## Your task
Edit the records below so that every occurrence of "y-tick-label" reads "y-tick-text", leaving all other text unchanged, and omit the pictures from your answer.

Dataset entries

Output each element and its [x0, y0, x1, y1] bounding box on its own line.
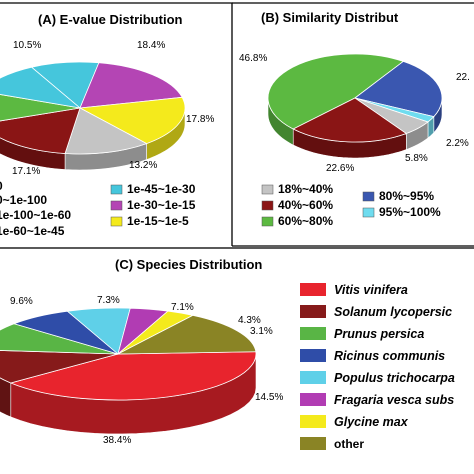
- similarity-legend: 18%~40% 40%~60% 60%~80% 80%~95% 95%~100%: [261, 182, 441, 228]
- species-label-7-1: 7.1%: [171, 302, 194, 313]
- evalue-legend-30-15: 1e-30~1e-15: [127, 198, 196, 212]
- species-legend-swatch-other: [300, 437, 326, 450]
- evalue-slice-1: [79, 62, 183, 109]
- species-legend-glycine: Glycine max: [334, 415, 409, 429]
- evalue-legend-15-5: 1e-15~1e-5: [127, 214, 189, 228]
- similarity-legend-swatch-80-95: [362, 191, 375, 202]
- evalue-legend-swatch-30-15: [110, 200, 123, 211]
- evalue-legend: 0 0~1e-100 1e-100~1e-60 1e-60~1e-45 1e-4…: [0, 179, 196, 238]
- evalue-label-13-2: 13.2%: [129, 160, 157, 171]
- species-legend-ricinus: Ricinus communis: [334, 349, 445, 363]
- similarity-title: (B) Similarity Distribut: [261, 10, 399, 25]
- species-label-7-3: 7.3%: [97, 295, 120, 306]
- species-legend-swatch-fragaria: [300, 393, 326, 406]
- evalue-legend-0: 0: [0, 179, 3, 193]
- evalue-legend-60-45: 1e-60~1e-45: [0, 224, 65, 238]
- evalue-legend-45-30: 1e-45~1e-30: [127, 182, 196, 196]
- evalue-slice-5: [0, 94, 81, 122]
- species-slice-0: [9, 351, 257, 401]
- similarity-label-22-6: 22.6%: [326, 163, 354, 174]
- evalue-label-17-1: 17.1%: [12, 166, 40, 177]
- evalue-label-18-4: 18.4%: [137, 40, 165, 51]
- similarity-label-5-8: 5.8%: [405, 153, 428, 164]
- evalue-label-10-5: 10.5%: [13, 40, 41, 51]
- species-legend-solanum: Solanum lycopersic: [334, 305, 452, 319]
- species-slice-7: [117, 314, 257, 355]
- species-legend-swatch-ricinus: [300, 349, 326, 362]
- species-slice-2: [0, 323, 119, 355]
- species-slice-side-1: [0, 377, 12, 418]
- species-legend-fragaria: Fragaria vesca subs: [334, 393, 454, 407]
- species-legend-swatch-prunus: [300, 327, 326, 340]
- evalue-legend-100-60: 1e-100~1e-60: [0, 208, 71, 222]
- species-slice-1: [0, 350, 119, 384]
- similarity-legend-95-100: 95%~100%: [379, 205, 441, 219]
- similarity-legend-60-80: 60%~80%: [278, 214, 333, 228]
- species-label-14-5: 14.5%: [255, 392, 283, 403]
- similarity-label-46-8: 46.8%: [239, 53, 267, 64]
- species-title: (C) Species Distribution: [115, 257, 262, 272]
- species-legend-swatch-populus: [300, 371, 326, 384]
- evalue-legend-swatch-15-5: [110, 216, 123, 227]
- species-legend-other: other: [334, 437, 364, 451]
- similarity-legend-80-95: 80%~95%: [379, 189, 434, 203]
- evalue-slice-4: [0, 107, 81, 154]
- similarity-legend-swatch-40-60: [261, 200, 274, 211]
- species-label-9-6: 9.6%: [10, 296, 33, 307]
- evalue-slice-6: [0, 66, 82, 109]
- evalue-slice-0: [30, 61, 100, 109]
- species-legend: Vitis vinifera Solanum lycopersic Prunus…: [300, 283, 455, 451]
- similarity-label-22-7: 22.: [456, 72, 470, 83]
- species-legend-populus: Populus trichocarpa: [334, 371, 455, 385]
- evalue-title: (A) E-value Distribution: [38, 12, 183, 27]
- panel-c-frame: [0, 247, 474, 249]
- evalue-legend-swatch-45-30: [110, 184, 123, 195]
- similarity-legend-swatch-18-40: [261, 184, 274, 195]
- panel-b-frame: [232, 2, 474, 247]
- similarity-legend-40-60: 40%~60%: [278, 198, 333, 212]
- similarity-legend-swatch-95-100: [362, 207, 375, 218]
- similarity-legend-18-40: 18%~40%: [278, 182, 333, 196]
- evalue-legend-0-100: 0~1e-100: [0, 193, 47, 207]
- species-label-3-1: 3.1%: [250, 326, 273, 337]
- similarity-legend-swatch-60-80: [261, 216, 274, 227]
- similarity-slice-4: [292, 97, 408, 143]
- species-legend-swatch-glycine: [300, 415, 326, 428]
- evalue-slice-2: [78, 96, 186, 145]
- species-legend-swatch-solanum: [300, 305, 326, 318]
- species-legend-vitis: Vitis vinifera: [334, 283, 408, 297]
- species-label-38-4: 38.4%: [103, 435, 131, 446]
- species-legend-prunus: Prunus persica: [334, 327, 424, 341]
- species-pie: [0, 307, 257, 435]
- evalue-label-17-8: 17.8%: [186, 114, 214, 125]
- similarity-slice-0: [267, 53, 405, 130]
- species-label-4-3: 4.3%: [238, 315, 261, 326]
- species-legend-swatch-vitis: [300, 283, 326, 296]
- evalue-pie: [0, 61, 186, 171]
- evalue-slice-3: [64, 107, 148, 155]
- similarity-pie: [267, 53, 443, 159]
- similarity-label-2-2: 2.2%: [446, 138, 469, 149]
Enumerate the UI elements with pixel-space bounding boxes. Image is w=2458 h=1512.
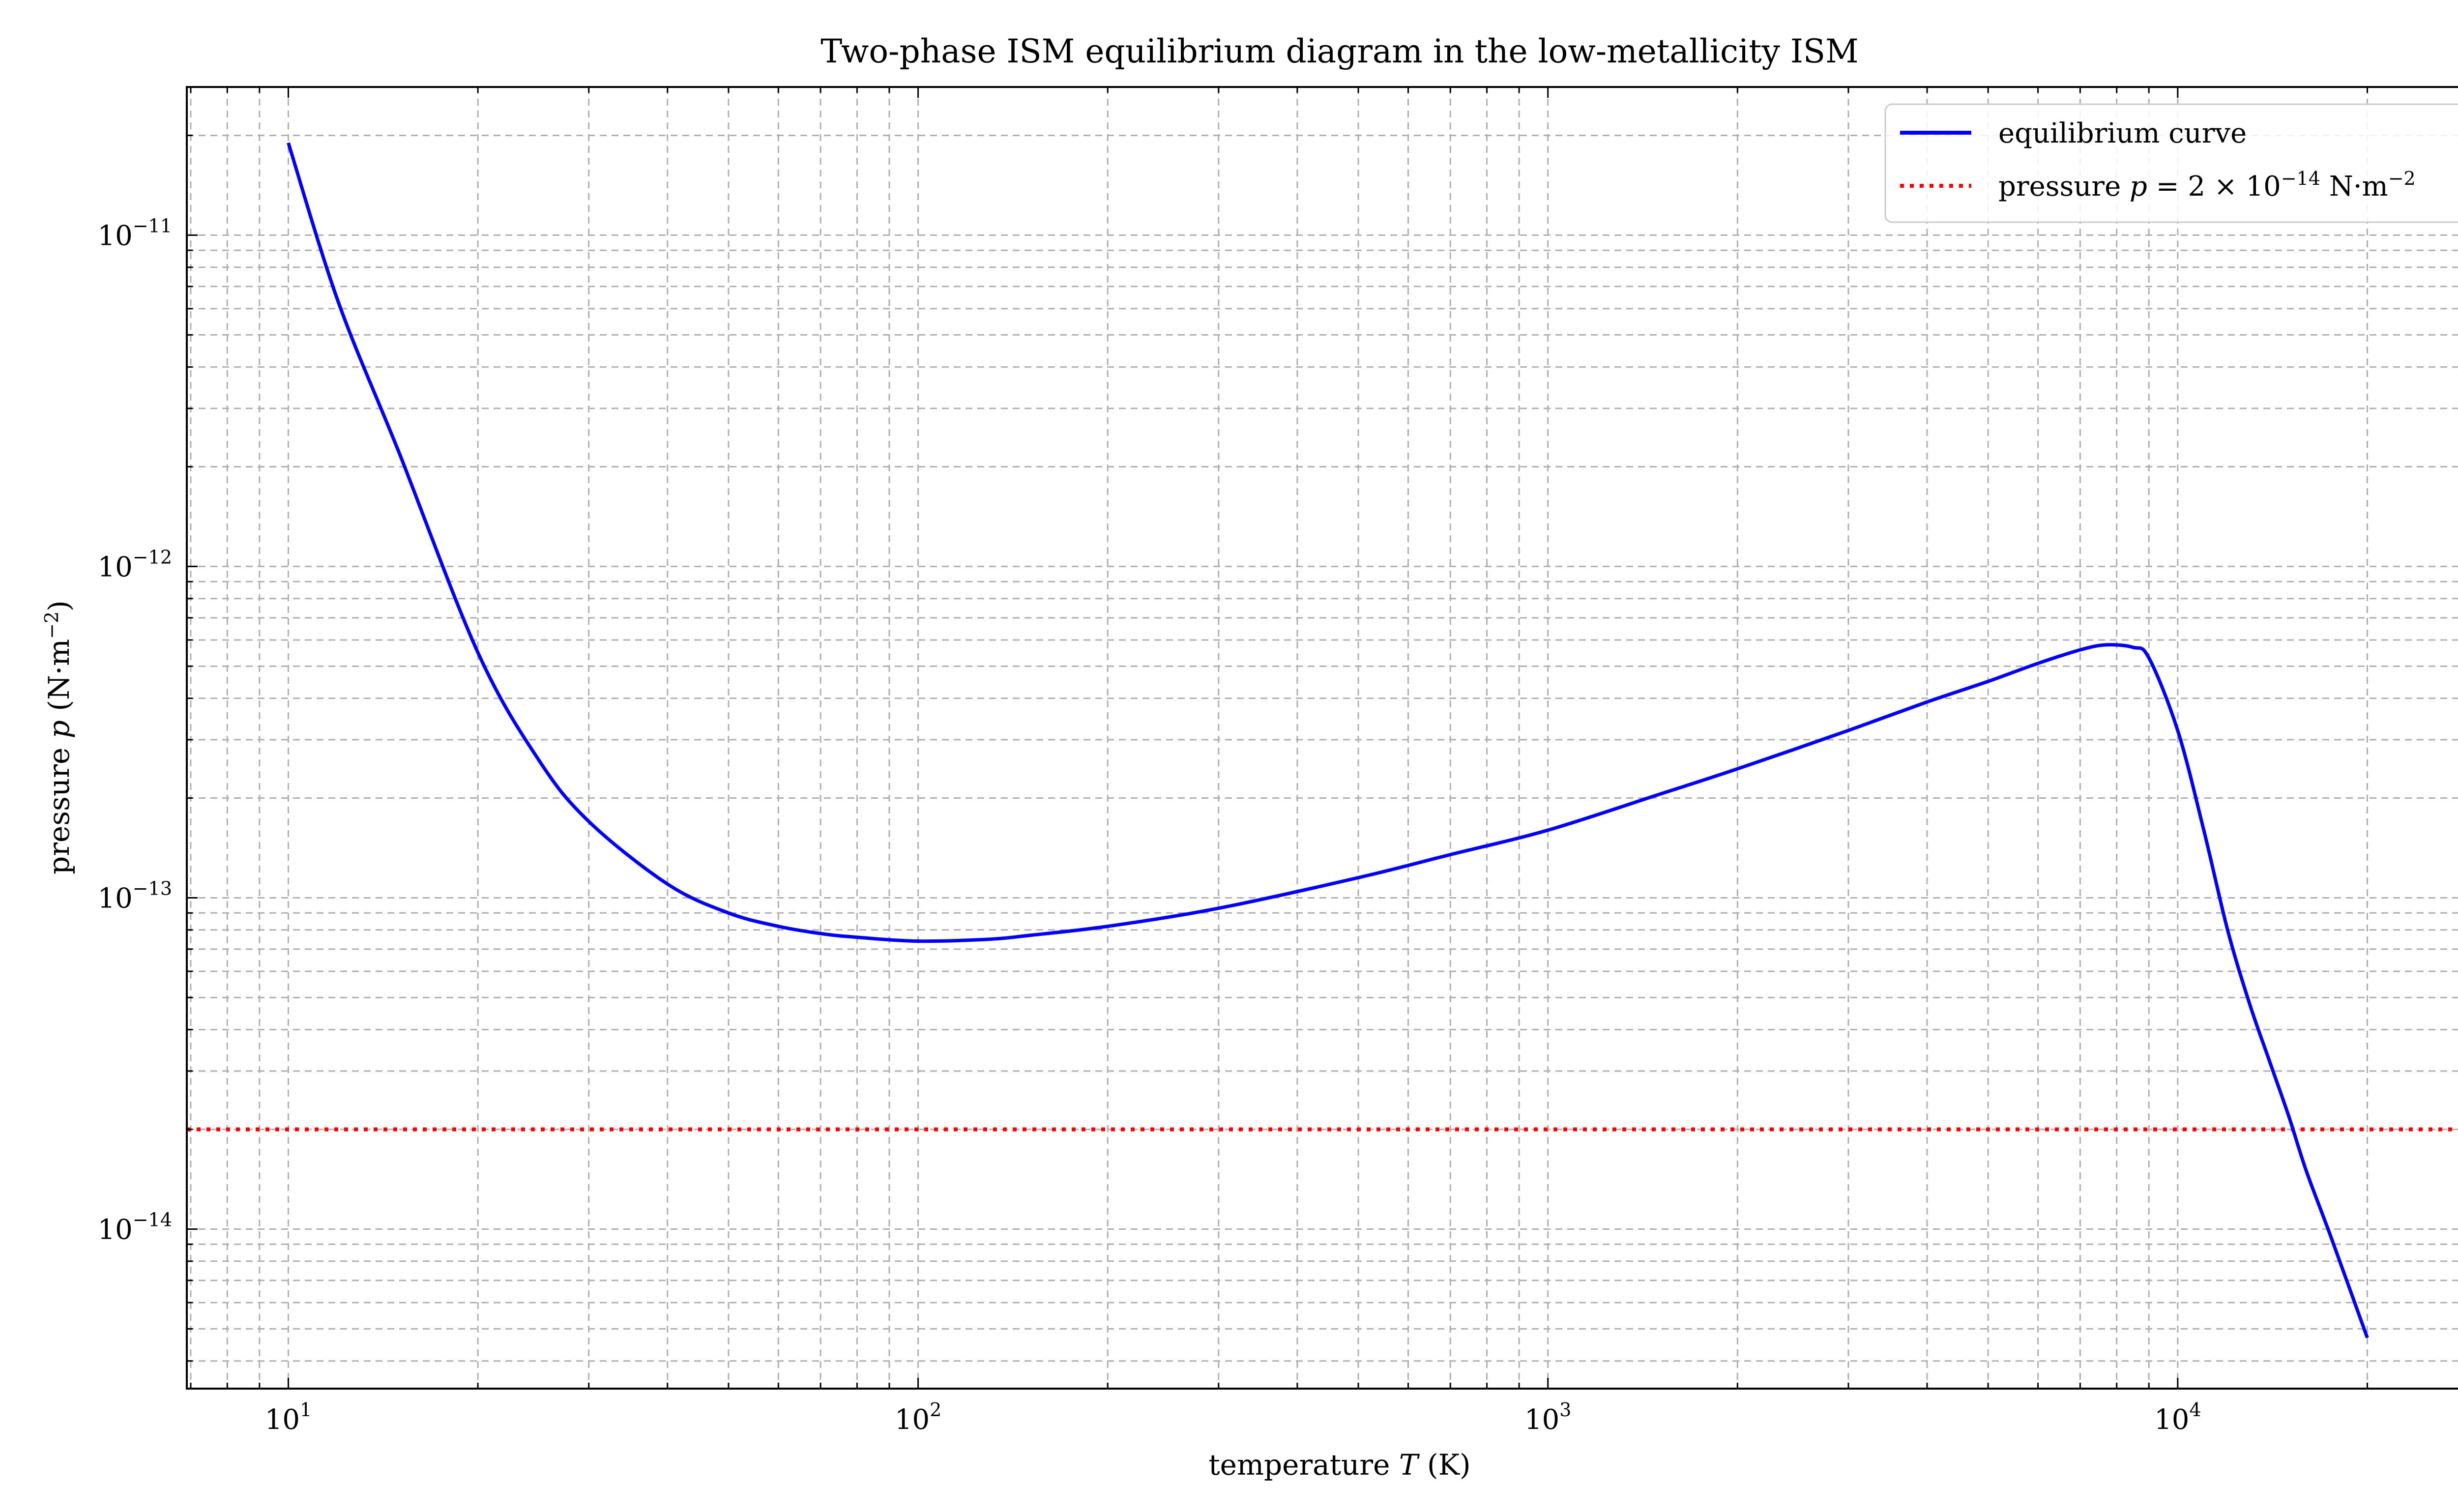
ticks: 101 102 103 104 10−14 10−13 10−12 10−11 [98, 87, 2368, 1436]
legend-box [1884, 103, 2458, 223]
x-axis-label: temperature T (K) [1208, 1448, 1470, 1482]
x-tick-label: 102 [895, 1399, 941, 1436]
y-tick-label: 10−14 [98, 1209, 172, 1246]
y-tick-label: 10−12 [98, 546, 172, 583]
chart-title: Two-phase ISM equilibrium diagram in the… [820, 32, 1858, 70]
legend: equilibrium curve pressure p = 2 × 10−14… [1884, 103, 2458, 223]
legend-label-pressure-line: pressure p = 2 × 10−14 N·m−2 [1998, 168, 2416, 203]
x-tick-label: 101 [265, 1399, 312, 1436]
grid [187, 87, 2458, 1389]
x-tick-label: 103 [1524, 1399, 1571, 1436]
y-tick-label: 10−13 [98, 877, 172, 914]
equilibrium-curve-line [287, 142, 2369, 1338]
legend-label-equilibrium-curve: equilibrium curve [1998, 117, 2247, 149]
plot-frame [186, 86, 2458, 1390]
y-axis-label: pressure p (N·m−2) [41, 600, 76, 874]
series-layer [187, 142, 2458, 1338]
x-tick-label: 104 [2154, 1399, 2201, 1436]
y-tick-label: 10−11 [98, 215, 172, 252]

## Expected answer
Output each element and its [x0, y0, x1, y1] bounding box on its own line.
- similarity-legend: 18%~40% 40%~60% 60%~80% 80%~95% 95%~100%: [261, 182, 441, 228]
- species-label-7-1: 7.1%: [171, 302, 194, 313]
- evalue-legend-30-15: 1e-30~1e-15: [127, 198, 196, 212]
- species-legend-swatch-other: [300, 437, 326, 450]
- evalue-slice-1: [79, 62, 183, 109]
- species-legend-glycine: Glycine max: [334, 415, 409, 429]
- evalue-legend-15-5: 1e-15~1e-5: [127, 214, 189, 228]
- similarity-legend-swatch-80-95: [362, 191, 375, 202]
- evalue-legend-swatch-30-15: [110, 200, 123, 211]
- evalue-legend: 0 0~1e-100 1e-100~1e-60 1e-60~1e-45 1e-4…: [0, 179, 196, 238]
- evalue-label-13-2: 13.2%: [129, 160, 157, 171]
- species-legend-ricinus: Ricinus communis: [334, 349, 445, 363]
- similarity-title: (B) Similarity Distribut: [261, 10, 399, 25]
- species-label-7-3: 7.3%: [97, 295, 120, 306]
- species-legend-swatch-fragaria: [300, 393, 326, 406]
- evalue-legend-0: 0: [0, 179, 3, 193]
- evalue-legend-60-45: 1e-60~1e-45: [0, 224, 65, 238]
- evalue-legend-45-30: 1e-45~1e-30: [127, 182, 196, 196]
- evalue-slice-5: [0, 94, 81, 122]
- species-slice-0: [9, 351, 257, 401]
- similarity-label-22-6: 22.6%: [326, 163, 354, 174]
- evalue-label-17-1: 17.1%: [12, 166, 40, 177]
- evalue-label-18-4: 18.4%: [137, 40, 165, 51]
- similarity-label-5-8: 5.8%: [405, 153, 428, 164]
- evalue-label-10-5: 10.5%: [13, 40, 41, 51]
- species-legend-solanum: Solanum lycopersic: [334, 305, 452, 319]
- species-slice-7: [117, 314, 257, 355]
- species-legend-swatch-ricinus: [300, 349, 326, 362]
- species-slice-2: [0, 323, 119, 355]
- species-slice-side-1: [0, 377, 12, 418]
- species-legend-fragaria: Fragaria vesca subs: [334, 393, 454, 407]
- species-legend-swatch-prunus: [300, 327, 326, 340]
- evalue-legend-100-60: 1e-100~1e-60: [0, 208, 71, 222]
- species-slice-1: [0, 350, 119, 384]
- similarity-legend-95-100: 95%~100%: [379, 205, 441, 219]
- similarity-legend-60-80: 60%~80%: [278, 214, 333, 228]
- species-label-14-5: 14.5%: [255, 392, 283, 403]
- similarity-label-46-8: 46.8%: [239, 53, 267, 64]
- species-title: (C) Species Distribution: [115, 257, 262, 272]
- species-legend-swatch-populus: [300, 371, 326, 384]
- evalue-legend-swatch-15-5: [110, 216, 123, 227]
- species-legend-other: other: [334, 437, 364, 451]
- similarity-legend-80-95: 80%~95%: [379, 189, 434, 203]
- evalue-slice-4: [0, 107, 81, 154]
- similarity-legend-swatch-40-60: [261, 200, 274, 211]
- species-label-9-6: 9.6%: [10, 296, 33, 307]
- evalue-slice-6: [0, 66, 82, 109]
- evalue-slice-0: [30, 61, 100, 109]
- species-legend: Vitis vinifera Solanum lycopersic Prunus…: [300, 283, 455, 451]
- similarity-label-22-7: 22.: [456, 72, 470, 83]
- species-legend-populus: Populus trichocarpa: [334, 371, 455, 385]
- evalue-title: (A) E-value Distribution: [38, 12, 183, 27]
- panel-c-frame: [0, 247, 474, 249]
- evalue-legend-swatch-45-30: [110, 184, 123, 195]
- similarity-legend-swatch-18-40: [261, 184, 274, 195]
- panel-b-frame: [232, 2, 474, 247]
- similarity-legend-40-60: 40%~60%: [278, 198, 333, 212]
- similarity-legend-swatch-95-100: [362, 207, 375, 218]
- similarity-legend-18-40: 18%~40%: [278, 182, 333, 196]
- evalue-legend-0-100: 0~1e-100: [0, 193, 47, 207]
- species-label-3-1: 3.1%: [250, 326, 273, 337]
- similarity-legend-swatch-60-80: [261, 216, 274, 227]
- similarity-slice-4: [292, 97, 408, 143]
- species-legend-swatch-glycine: [300, 415, 326, 428]
- evalue-slice-2: [78, 96, 186, 145]
- species-legend-swatch-solanum: [300, 305, 326, 318]
- species-legend-vitis: Vitis vinifera: [334, 283, 408, 297]
- species-label-38-4: 38.4%: [103, 435, 131, 446]
- species-legend-prunus: Prunus persica: [334, 327, 424, 341]
- species-pie: [0, 307, 257, 435]
- evalue-label-17-8: 17.8%: [186, 114, 214, 125]
- similarity-slice-0: [267, 53, 405, 130]
- species-label-4-3: 4.3%: [238, 315, 261, 326]
- species-legend-swatch-vitis: [300, 283, 326, 296]
- evalue-pie: [0, 61, 186, 171]
- evalue-slice-3: [64, 107, 148, 155]
- similarity-pie: [267, 53, 443, 159]
- similarity-label-2-2: 2.2%: [446, 138, 469, 149]
Enumerate the UI elements with pixel-space bounding boxes. Image is w=2458 h=1512.
ticks: 101 102 103 104 10−14 10−13 10−12 10−11 [98, 87, 2368, 1436]
legend-box [1884, 103, 2458, 223]
x-axis-label: temperature T (K) [1208, 1448, 1470, 1482]
x-tick-label: 102 [895, 1399, 941, 1436]
y-tick-text: 10−14 [98, 1209, 172, 1246]
y-tick-text: 10−12 [98, 546, 172, 583]
chart-title: Two-phase ISM equilibrium diagram in the… [820, 32, 1858, 70]
legend: equilibrium curve pressure p = 2 × 10−14… [1884, 103, 2458, 223]
legend-label-pressure-line: pressure p = 2 × 10−14 N·m−2 [1998, 168, 2416, 203]
x-tick-label: 101 [265, 1399, 312, 1436]
grid [187, 87, 2458, 1389]
x-tick-label: 103 [1524, 1399, 1571, 1436]
y-tick-text: 10−13 [98, 877, 172, 914]
equilibrium-curve-line [287, 142, 2369, 1338]
legend-label-equilibrium-curve: equilibrium curve [1998, 117, 2247, 149]
plot-frame [186, 86, 2458, 1390]
y-axis-label: pressure p (N·m−2) [41, 600, 76, 874]
series-layer [187, 142, 2458, 1338]
x-tick-label: 104 [2154, 1399, 2201, 1436]
y-tick-text: 10−11 [98, 215, 172, 252]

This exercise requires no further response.